_Short problem_
Select lines where the word "ciudades" appears.

Records from a data collection:
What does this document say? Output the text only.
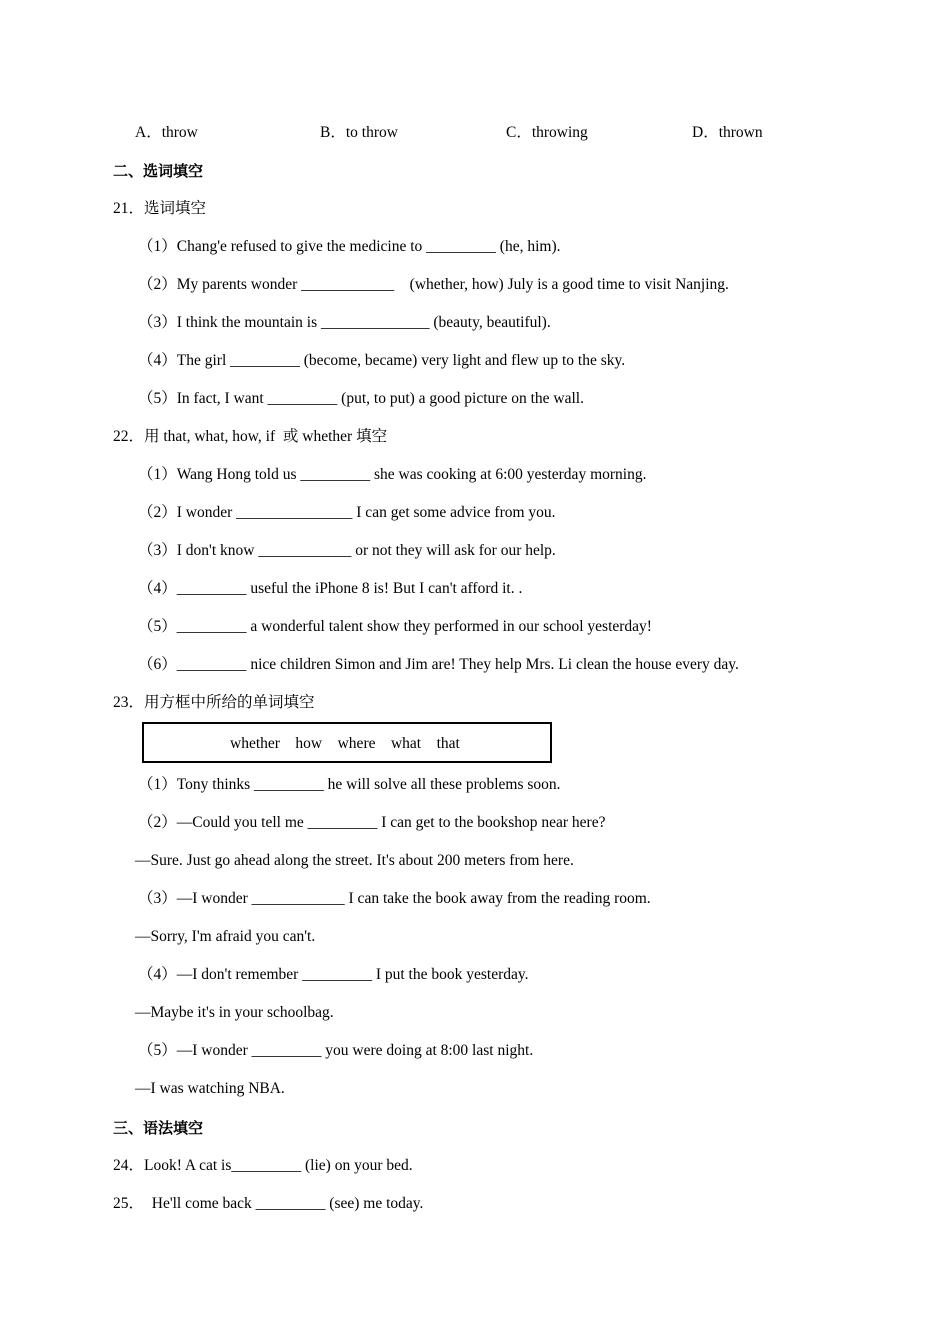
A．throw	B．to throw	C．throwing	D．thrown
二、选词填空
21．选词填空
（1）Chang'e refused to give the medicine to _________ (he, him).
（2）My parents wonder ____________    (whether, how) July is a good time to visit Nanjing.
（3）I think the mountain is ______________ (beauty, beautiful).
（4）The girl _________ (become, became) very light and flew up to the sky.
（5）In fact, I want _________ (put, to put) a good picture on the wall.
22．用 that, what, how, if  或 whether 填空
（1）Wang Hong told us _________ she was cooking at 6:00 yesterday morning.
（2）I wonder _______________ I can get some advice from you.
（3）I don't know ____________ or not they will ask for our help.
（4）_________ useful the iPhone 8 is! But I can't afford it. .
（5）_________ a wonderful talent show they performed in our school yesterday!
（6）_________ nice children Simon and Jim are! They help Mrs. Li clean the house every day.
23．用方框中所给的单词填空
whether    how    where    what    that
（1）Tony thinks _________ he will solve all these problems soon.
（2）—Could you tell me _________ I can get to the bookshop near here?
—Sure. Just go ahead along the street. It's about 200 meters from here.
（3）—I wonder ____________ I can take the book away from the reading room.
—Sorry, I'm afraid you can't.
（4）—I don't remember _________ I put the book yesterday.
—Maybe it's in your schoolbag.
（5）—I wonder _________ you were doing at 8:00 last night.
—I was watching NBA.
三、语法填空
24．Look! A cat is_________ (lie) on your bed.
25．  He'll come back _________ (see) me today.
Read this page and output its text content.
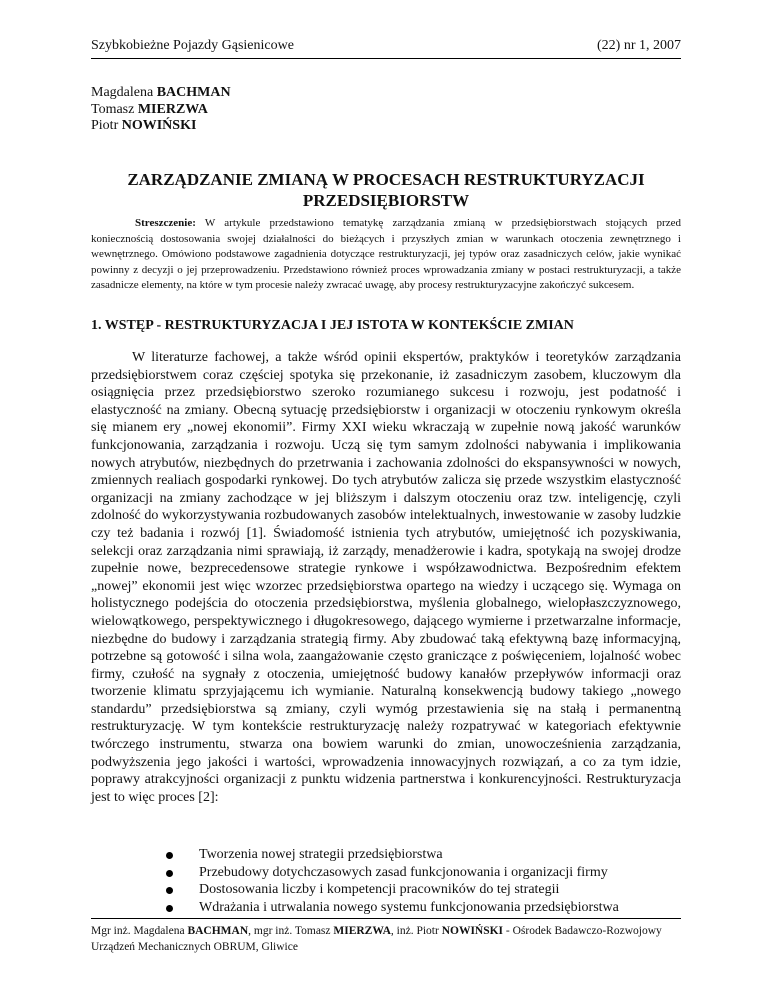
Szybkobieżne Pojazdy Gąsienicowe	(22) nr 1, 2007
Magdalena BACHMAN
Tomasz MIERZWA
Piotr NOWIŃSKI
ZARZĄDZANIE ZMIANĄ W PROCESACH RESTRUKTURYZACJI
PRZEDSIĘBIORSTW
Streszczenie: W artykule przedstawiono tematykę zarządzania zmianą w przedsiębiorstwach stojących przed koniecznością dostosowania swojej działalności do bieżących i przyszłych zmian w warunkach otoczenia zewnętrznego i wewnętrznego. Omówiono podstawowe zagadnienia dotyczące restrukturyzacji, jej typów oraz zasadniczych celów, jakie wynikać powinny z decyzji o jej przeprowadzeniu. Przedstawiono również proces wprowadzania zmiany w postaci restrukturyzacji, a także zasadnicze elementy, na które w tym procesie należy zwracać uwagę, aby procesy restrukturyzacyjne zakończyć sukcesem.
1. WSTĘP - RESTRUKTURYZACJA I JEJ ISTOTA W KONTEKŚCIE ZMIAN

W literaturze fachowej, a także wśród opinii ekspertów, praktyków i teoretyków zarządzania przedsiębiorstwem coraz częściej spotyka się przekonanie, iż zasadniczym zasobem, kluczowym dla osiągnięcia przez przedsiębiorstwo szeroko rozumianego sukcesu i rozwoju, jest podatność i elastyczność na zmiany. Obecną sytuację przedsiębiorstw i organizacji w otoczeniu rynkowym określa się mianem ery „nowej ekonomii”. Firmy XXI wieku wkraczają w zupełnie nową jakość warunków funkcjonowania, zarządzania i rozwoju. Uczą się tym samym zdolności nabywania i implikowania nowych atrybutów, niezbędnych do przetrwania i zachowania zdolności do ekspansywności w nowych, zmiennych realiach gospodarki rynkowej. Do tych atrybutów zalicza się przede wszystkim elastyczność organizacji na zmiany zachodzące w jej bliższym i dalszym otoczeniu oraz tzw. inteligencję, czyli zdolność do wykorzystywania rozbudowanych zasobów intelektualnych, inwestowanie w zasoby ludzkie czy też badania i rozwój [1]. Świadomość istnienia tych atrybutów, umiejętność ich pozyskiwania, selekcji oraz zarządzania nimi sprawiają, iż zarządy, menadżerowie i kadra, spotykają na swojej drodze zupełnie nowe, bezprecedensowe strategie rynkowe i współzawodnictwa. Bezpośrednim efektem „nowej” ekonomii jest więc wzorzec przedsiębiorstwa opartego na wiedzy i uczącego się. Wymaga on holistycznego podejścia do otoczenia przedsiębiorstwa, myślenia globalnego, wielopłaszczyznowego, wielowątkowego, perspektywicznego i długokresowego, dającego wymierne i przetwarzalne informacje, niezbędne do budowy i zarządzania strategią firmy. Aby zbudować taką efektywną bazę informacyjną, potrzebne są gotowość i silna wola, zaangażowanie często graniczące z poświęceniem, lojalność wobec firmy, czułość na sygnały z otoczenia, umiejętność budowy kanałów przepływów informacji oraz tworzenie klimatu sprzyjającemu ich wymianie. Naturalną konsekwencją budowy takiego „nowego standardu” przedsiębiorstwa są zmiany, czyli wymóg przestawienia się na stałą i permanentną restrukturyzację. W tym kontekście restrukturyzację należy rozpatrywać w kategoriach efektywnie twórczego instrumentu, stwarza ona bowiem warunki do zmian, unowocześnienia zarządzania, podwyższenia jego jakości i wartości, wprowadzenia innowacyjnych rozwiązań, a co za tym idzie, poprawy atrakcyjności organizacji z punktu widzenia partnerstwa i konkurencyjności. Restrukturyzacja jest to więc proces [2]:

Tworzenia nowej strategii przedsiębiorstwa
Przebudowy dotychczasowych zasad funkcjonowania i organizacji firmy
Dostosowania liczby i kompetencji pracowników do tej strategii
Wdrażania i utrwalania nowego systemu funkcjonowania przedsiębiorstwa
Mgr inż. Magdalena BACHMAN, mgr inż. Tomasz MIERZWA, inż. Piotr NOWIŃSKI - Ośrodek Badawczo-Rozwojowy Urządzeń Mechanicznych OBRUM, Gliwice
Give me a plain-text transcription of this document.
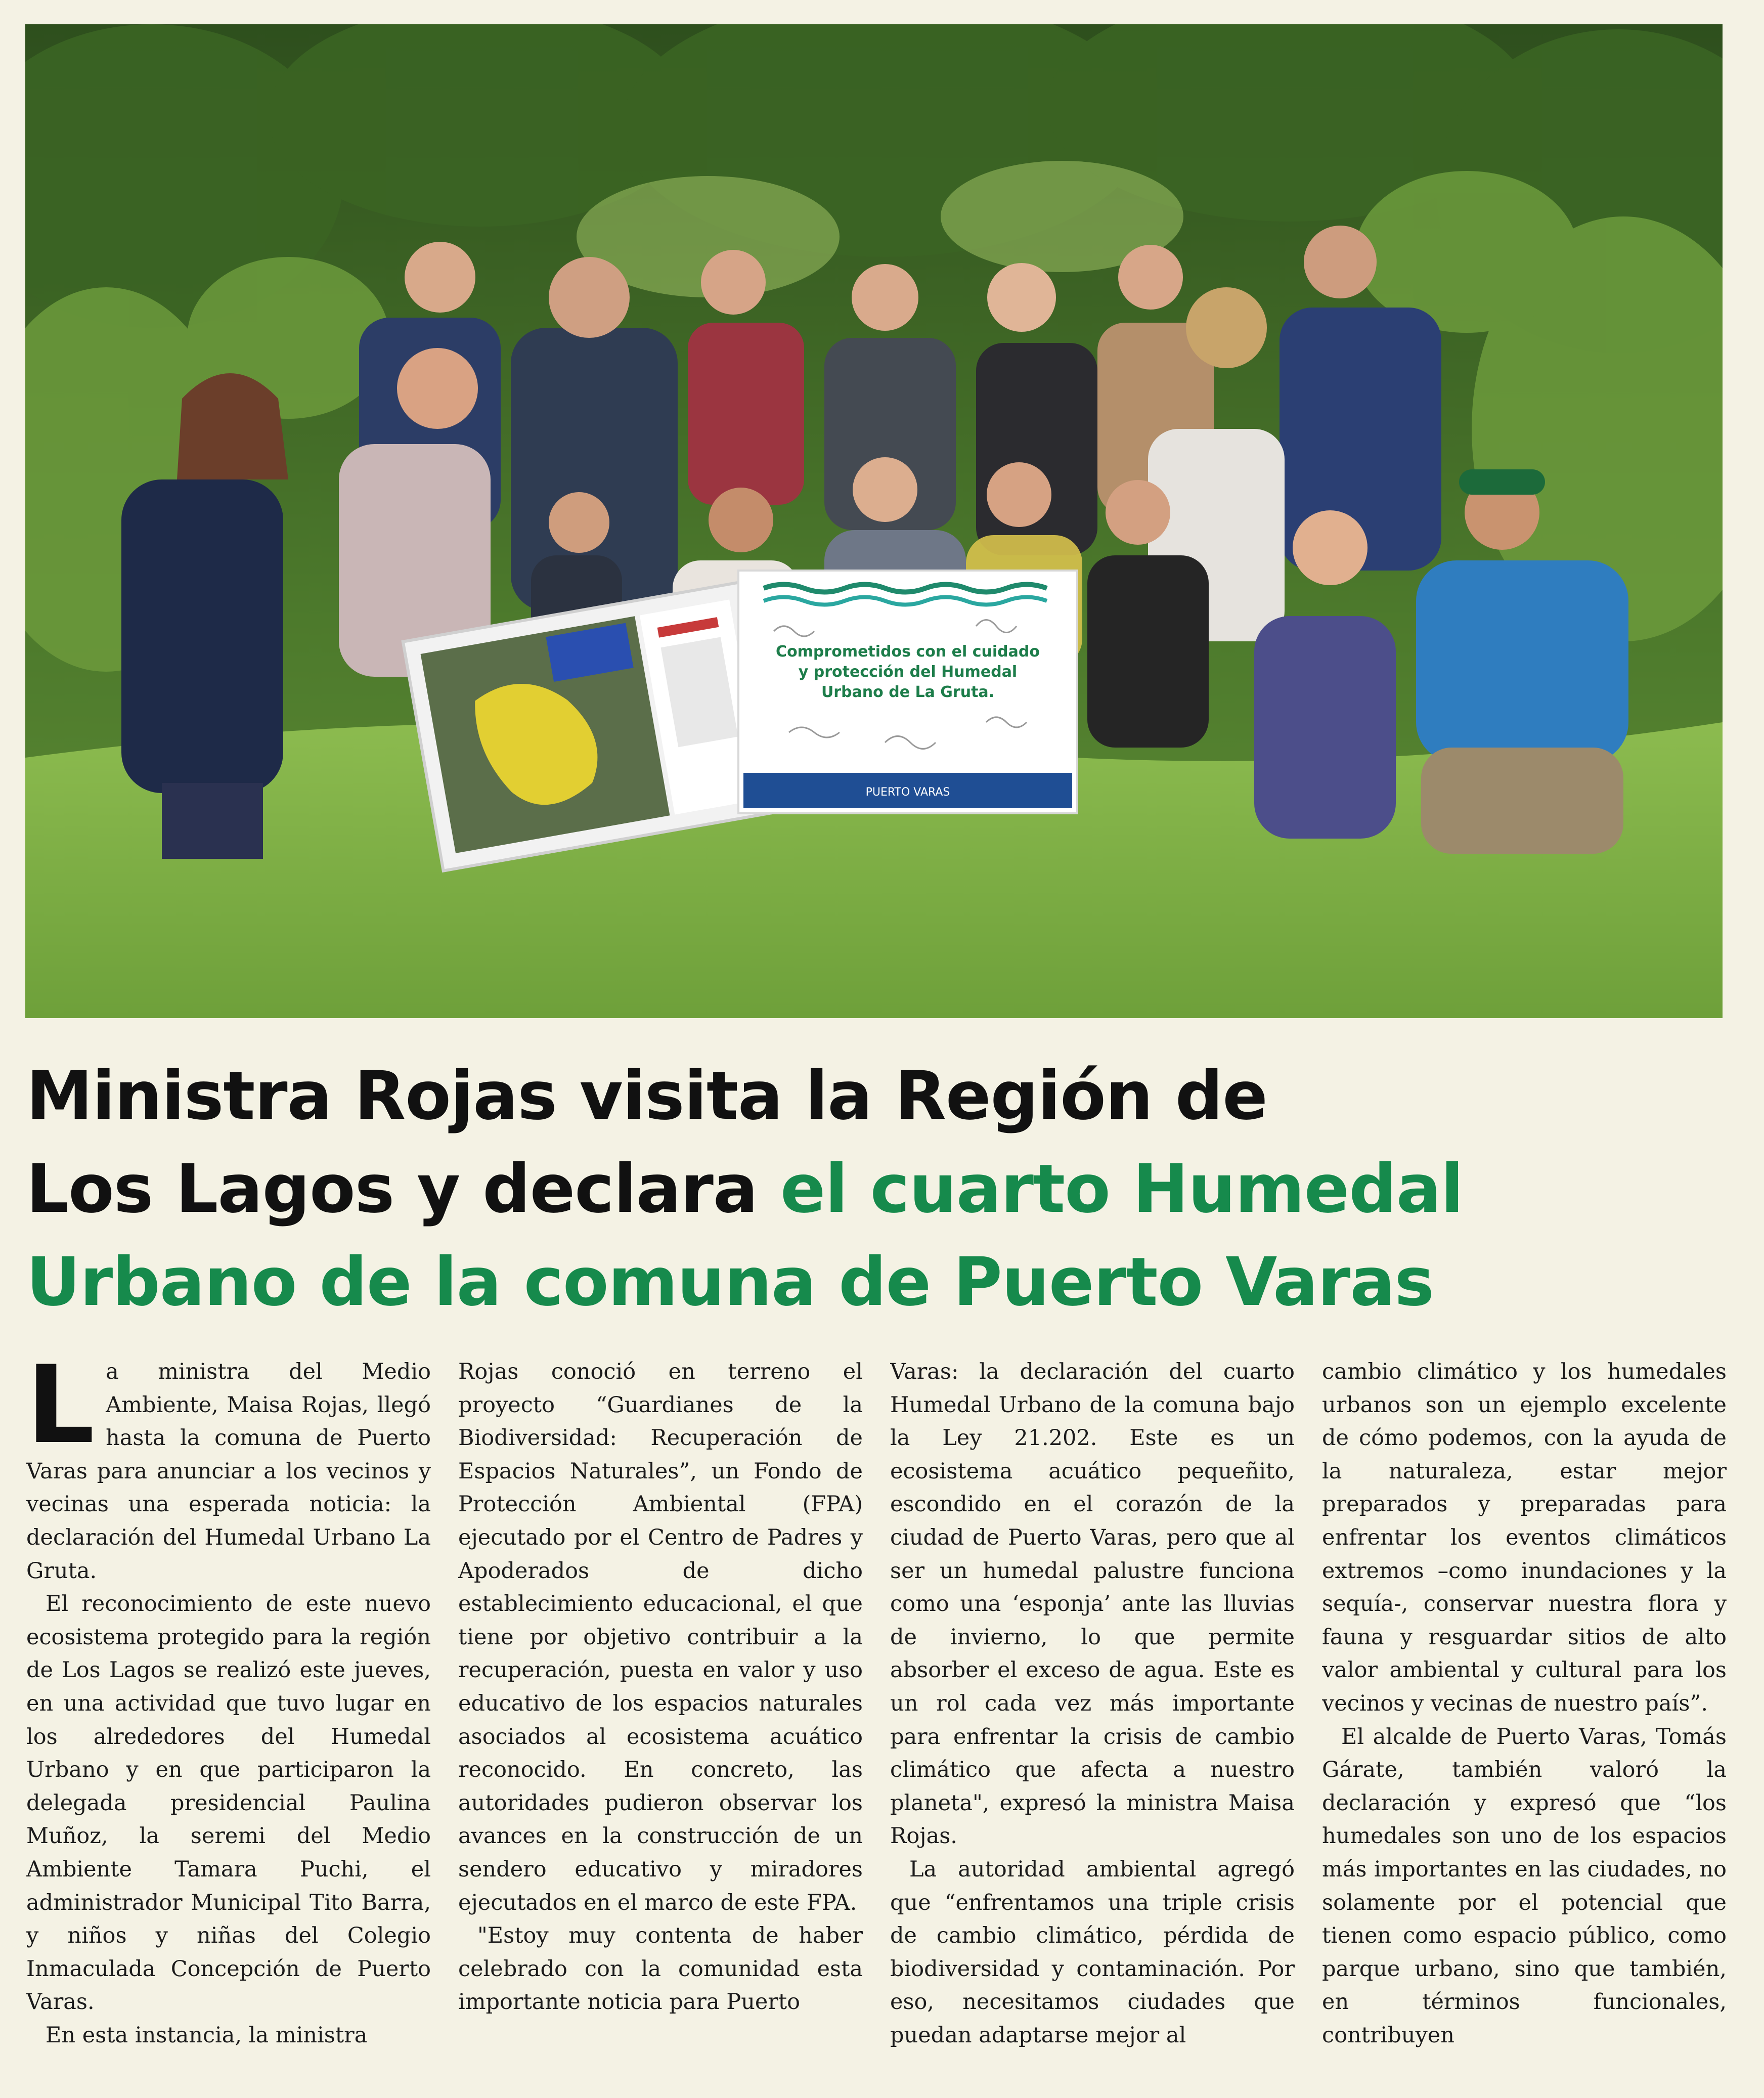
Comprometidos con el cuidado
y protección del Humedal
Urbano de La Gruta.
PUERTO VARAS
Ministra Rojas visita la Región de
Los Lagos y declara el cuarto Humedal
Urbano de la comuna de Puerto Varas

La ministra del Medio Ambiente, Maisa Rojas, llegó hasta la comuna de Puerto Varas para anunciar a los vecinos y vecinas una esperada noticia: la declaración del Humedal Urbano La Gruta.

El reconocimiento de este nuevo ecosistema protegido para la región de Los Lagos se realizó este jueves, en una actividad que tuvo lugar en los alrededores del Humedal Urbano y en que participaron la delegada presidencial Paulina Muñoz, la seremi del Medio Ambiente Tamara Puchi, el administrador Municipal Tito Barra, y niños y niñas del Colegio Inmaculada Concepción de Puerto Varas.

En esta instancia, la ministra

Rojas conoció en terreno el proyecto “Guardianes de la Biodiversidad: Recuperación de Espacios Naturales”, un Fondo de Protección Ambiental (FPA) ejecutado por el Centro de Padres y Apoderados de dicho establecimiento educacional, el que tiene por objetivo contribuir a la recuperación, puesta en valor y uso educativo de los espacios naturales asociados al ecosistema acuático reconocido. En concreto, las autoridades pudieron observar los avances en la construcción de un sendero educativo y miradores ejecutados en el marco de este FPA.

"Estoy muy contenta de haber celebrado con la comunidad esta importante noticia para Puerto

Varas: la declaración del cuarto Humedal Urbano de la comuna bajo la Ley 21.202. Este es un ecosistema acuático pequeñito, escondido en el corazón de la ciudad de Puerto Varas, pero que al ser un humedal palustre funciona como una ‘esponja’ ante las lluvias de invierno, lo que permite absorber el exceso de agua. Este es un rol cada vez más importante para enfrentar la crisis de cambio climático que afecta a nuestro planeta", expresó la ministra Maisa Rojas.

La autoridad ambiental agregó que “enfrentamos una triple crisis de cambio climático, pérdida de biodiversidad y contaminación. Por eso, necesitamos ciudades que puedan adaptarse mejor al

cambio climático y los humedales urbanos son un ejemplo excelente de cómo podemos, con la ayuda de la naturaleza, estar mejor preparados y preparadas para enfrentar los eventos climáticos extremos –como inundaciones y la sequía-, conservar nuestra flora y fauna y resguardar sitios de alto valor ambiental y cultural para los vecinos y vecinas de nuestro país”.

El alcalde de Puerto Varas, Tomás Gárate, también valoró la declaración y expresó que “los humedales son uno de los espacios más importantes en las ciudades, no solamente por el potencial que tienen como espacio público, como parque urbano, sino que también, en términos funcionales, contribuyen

_Written solution_
La autoridad ambiental agregó que “enfrentamos una triple crisis de cambio climático, pérdida de biodiversidad y contaminación. Por eso, necesitamos ciudades que puedan adaptarse mejor al
El alcalde de Puerto Varas, Tomás Gárate, también valoró la declaración y expresó que “los humedales son uno de los espacios más importantes en las ciudades, no solamente por el potencial que tienen como espacio público, como parque urbano, sino que también, en términos funcionales, contribuyen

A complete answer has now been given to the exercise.